*Task brief*: Your task is to copy every line of the records below that contains "giới".

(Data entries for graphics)

- - -

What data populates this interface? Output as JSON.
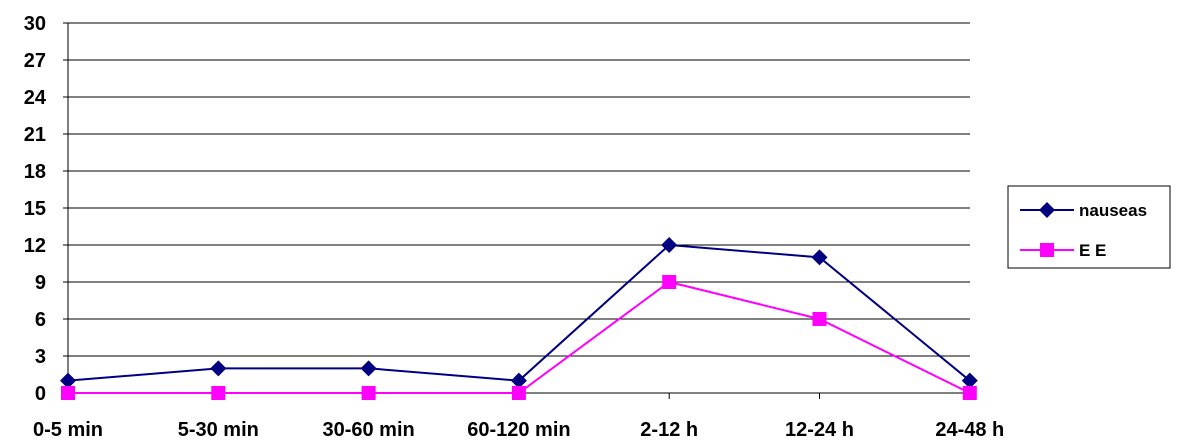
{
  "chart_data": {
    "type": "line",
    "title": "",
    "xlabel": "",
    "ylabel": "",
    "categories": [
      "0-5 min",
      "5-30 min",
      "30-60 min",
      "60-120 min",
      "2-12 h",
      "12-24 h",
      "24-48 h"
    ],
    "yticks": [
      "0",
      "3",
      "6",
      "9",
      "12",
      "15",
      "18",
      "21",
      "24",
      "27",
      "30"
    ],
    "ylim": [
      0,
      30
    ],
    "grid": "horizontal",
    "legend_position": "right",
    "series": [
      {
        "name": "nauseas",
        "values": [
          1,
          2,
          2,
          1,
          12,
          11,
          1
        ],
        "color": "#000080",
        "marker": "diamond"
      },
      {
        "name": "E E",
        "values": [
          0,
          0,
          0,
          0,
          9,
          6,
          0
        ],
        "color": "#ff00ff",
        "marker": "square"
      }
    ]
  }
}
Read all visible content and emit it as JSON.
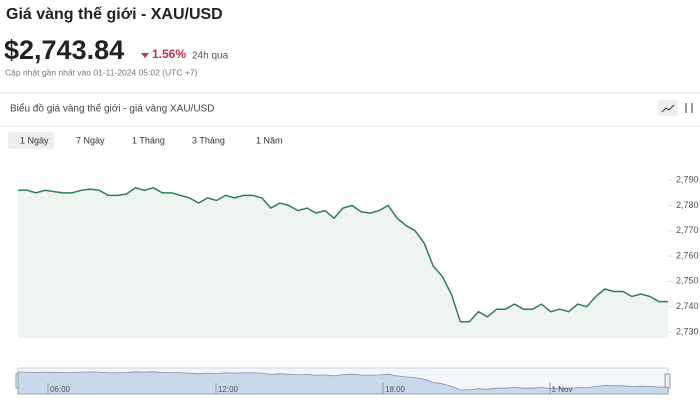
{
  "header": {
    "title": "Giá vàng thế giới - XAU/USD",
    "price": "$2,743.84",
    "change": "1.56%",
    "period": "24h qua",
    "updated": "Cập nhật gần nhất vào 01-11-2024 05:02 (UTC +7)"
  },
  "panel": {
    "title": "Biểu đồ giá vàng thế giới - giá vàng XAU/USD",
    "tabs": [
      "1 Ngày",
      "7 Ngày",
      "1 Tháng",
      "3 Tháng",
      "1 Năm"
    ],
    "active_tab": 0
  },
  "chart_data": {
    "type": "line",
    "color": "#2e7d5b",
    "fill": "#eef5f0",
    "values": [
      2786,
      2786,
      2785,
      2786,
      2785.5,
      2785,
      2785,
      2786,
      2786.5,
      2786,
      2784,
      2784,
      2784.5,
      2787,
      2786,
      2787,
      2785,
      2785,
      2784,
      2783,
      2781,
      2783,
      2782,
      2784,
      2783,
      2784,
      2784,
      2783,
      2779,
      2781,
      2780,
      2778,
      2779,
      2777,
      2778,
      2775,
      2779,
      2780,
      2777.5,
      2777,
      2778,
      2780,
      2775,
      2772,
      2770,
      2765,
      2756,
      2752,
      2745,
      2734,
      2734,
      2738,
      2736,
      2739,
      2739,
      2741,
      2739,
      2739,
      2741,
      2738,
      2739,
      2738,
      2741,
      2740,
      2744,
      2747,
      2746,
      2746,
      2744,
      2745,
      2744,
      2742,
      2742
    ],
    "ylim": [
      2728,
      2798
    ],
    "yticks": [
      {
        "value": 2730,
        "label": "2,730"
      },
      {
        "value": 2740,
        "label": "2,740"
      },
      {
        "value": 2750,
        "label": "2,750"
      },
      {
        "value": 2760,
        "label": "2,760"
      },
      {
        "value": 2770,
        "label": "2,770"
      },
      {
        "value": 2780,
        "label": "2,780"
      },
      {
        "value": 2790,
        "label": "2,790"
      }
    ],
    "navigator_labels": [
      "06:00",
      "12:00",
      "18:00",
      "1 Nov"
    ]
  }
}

- - -

*Final answer*:
    "title": "Giá vàng thế giới - XAU/USD",
    "title": "Biểu đồ giá vàng thế giới - giá vàng XAU/USD",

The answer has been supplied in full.